Copy every line of the items below word for word, but leave out the pictures.

--- start DATA TO USE ---

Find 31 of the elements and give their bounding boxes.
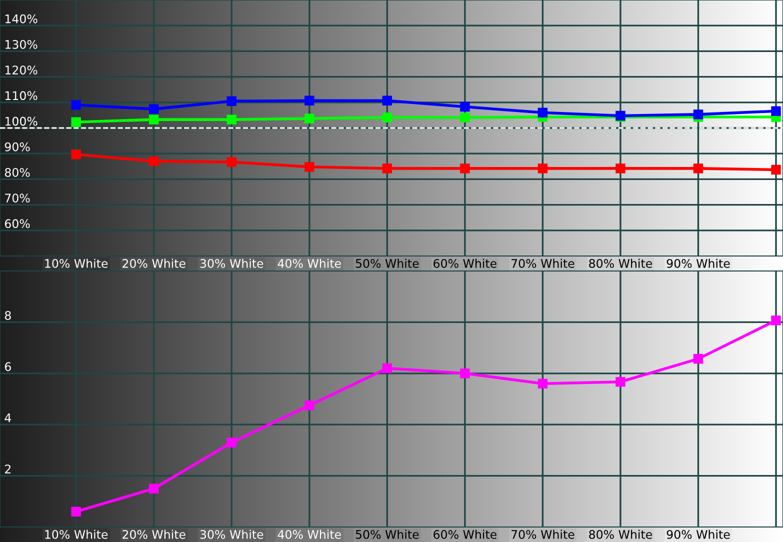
y-tick-label: 70% bbox=[5, 194, 30, 203]
y-tick-label: 120% bbox=[5, 66, 38, 75]
y-tick-label: 6 bbox=[4, 362, 11, 372]
y-tick-label: 8 bbox=[4, 310, 11, 320]
x-tick-label: 50% White bbox=[356, 258, 419, 268]
x-tick-label: 70% White bbox=[512, 530, 574, 539]
x-tick-label: 50% White bbox=[356, 530, 419, 539]
x-tick-label: 30% White bbox=[200, 258, 264, 268]
y-tick-label: 60% bbox=[4, 219, 30, 228]
x-tick-label: 80% White bbox=[589, 258, 652, 268]
y-tick-label: 140% bbox=[5, 14, 38, 24]
y-tick-label: 2 bbox=[5, 464, 10, 474]
x-tick-label: 20% White bbox=[122, 258, 186, 268]
x-tick-label: 40% White bbox=[278, 530, 341, 539]
y-tick-label: 100% bbox=[5, 116, 38, 126]
y-tick-label: 110% bbox=[5, 91, 38, 100]
x-tick-label: 40% White bbox=[278, 258, 341, 268]
x-tick-label: 90% White bbox=[666, 530, 730, 539]
x-tick-label: 60% White bbox=[434, 530, 496, 539]
x-tick-label: 20% White bbox=[122, 530, 186, 539]
x-tick-label: 60% White bbox=[434, 258, 496, 268]
x-tick-label: 70% White bbox=[512, 258, 574, 268]
y-tick-label: 4 bbox=[4, 414, 12, 422]
x-tick-label: 10% White bbox=[45, 258, 108, 268]
y-tick-label: 130% bbox=[5, 40, 38, 49]
x-tick-label: 10% White bbox=[45, 530, 108, 539]
x-tick-label: 30% White bbox=[200, 530, 264, 539]
x-tick-label: 80% White bbox=[589, 530, 652, 539]
y-tick-label: 80% bbox=[4, 168, 30, 177]
y-tick-label: 90% bbox=[4, 142, 30, 152]
x-tick-label: 90% White bbox=[666, 258, 730, 268]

--- end DATA TO USE ---

PROBLEM SOLUTION
Find 31 of the elements and give their bounding boxes.
y-tick-label: 70% bbox=[5, 194, 30, 203]
y-tick-label: 120% bbox=[5, 66, 38, 75]
y-tick-label: 6 bbox=[4, 362, 11, 372]
y-tick-label: 8 bbox=[4, 310, 11, 320]
x-tick-label: 50% White bbox=[356, 258, 419, 268]
x-tick-label: 70% White bbox=[512, 530, 574, 539]
x-tick-label: 50% White bbox=[356, 530, 419, 539]
x-tick-label: 30% White bbox=[200, 258, 264, 268]
y-tick-label: 60% bbox=[4, 219, 30, 228]
x-tick-label: 80% White bbox=[589, 258, 652, 268]
y-tick-label: 140% bbox=[5, 14, 38, 24]
y-tick-label: 2 bbox=[5, 464, 10, 474]
x-tick-label: 20% White bbox=[122, 258, 186, 268]
x-tick-label: 40% White bbox=[278, 530, 341, 539]
y-tick-label: 100% bbox=[5, 116, 38, 126]
y-tick-label: 110% bbox=[5, 91, 38, 100]
x-tick-label: 40% White bbox=[278, 258, 341, 268]
x-tick-label: 90% White bbox=[666, 530, 730, 539]
x-tick-label: 60% White bbox=[434, 530, 496, 539]
x-tick-label: 20% White bbox=[122, 530, 186, 539]
x-tick-label: 60% White bbox=[434, 258, 496, 268]
x-tick-label: 70% White bbox=[512, 258, 574, 268]
y-tick-label: 4 bbox=[4, 414, 12, 422]
x-tick-label: 10% White bbox=[45, 258, 108, 268]
y-tick-label: 130% bbox=[5, 40, 38, 49]
x-tick-label: 10% White bbox=[45, 530, 108, 539]
x-tick-label: 30% White bbox=[200, 530, 264, 539]
x-tick-label: 80% White bbox=[589, 530, 652, 539]
y-tick-label: 80% bbox=[4, 168, 30, 177]
y-tick-label: 90% bbox=[4, 142, 30, 152]
x-tick-label: 90% White bbox=[666, 258, 730, 268]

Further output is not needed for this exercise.